▶ [Task goal] Would you write out the entries below, every one of them, exactly?

▶ [Supplied data]
------------------------------------------------

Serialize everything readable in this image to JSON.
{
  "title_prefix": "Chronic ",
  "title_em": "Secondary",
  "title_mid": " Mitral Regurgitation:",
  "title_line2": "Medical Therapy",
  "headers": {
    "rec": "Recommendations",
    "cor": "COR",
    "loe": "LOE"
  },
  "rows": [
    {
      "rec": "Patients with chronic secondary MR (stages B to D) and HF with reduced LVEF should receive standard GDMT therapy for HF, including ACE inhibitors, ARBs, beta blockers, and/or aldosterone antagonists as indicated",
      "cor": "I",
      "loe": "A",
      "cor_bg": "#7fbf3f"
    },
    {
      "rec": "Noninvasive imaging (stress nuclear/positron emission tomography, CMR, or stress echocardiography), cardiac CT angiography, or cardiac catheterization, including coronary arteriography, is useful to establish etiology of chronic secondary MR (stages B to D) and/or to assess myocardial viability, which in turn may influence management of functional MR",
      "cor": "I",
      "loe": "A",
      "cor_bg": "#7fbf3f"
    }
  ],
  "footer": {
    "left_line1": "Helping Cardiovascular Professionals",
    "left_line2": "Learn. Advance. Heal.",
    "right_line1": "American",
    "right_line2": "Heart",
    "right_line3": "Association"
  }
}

------------------------------------------------

▶ [Output for this task]
Serialize everything readable in this image to JSON.
{
  "title_prefix": "Chronic ",
  "title_em": "Secondary",
  "title_mid": " Mitral Regurgitation:",
  "title_line2": "Medical Therapy",
  "headers": {
    "rec": "Recommendations",
    "cor": "COR",
    "loe": "LOE"
  },
  "rows": [
    {
      "rec": "Patients with chronic secondary MR (stages B to D) and HF with reduced LVEF should receive standard GDMT therapy for HF, including ACE inhibitors, ARBs, beta blockers, and/or aldosterone antagonists as indicated",
      "cor": "I",
      "loe": "A",
      "cor_bg": "#7fbf3f"
    },
    {
      "rec": "Noninvasive imaging (stress nuclear/positron emission tomography, CMR, or stress echocardiography), cardiac CT angiography, or cardiac catheterization, including coronary arteriography, is useful to establish etiology of chronic secondary MR (stages B to D) and/or to assess myocardial viability, which in turn may influence management of functional MR",
      "cor": "I",
      "loe": "A",
      "cor_bg": "#7fbf3f"
    }
  ],
  "footer": {
    "left_line1": "Helping Cardiovascular Professionals",
    "left_line2": "Learn. Advance. Heal.",
    "right_line1": "American",
    "right_line2": "Heart",
    "right_line3": "Association"
  }
}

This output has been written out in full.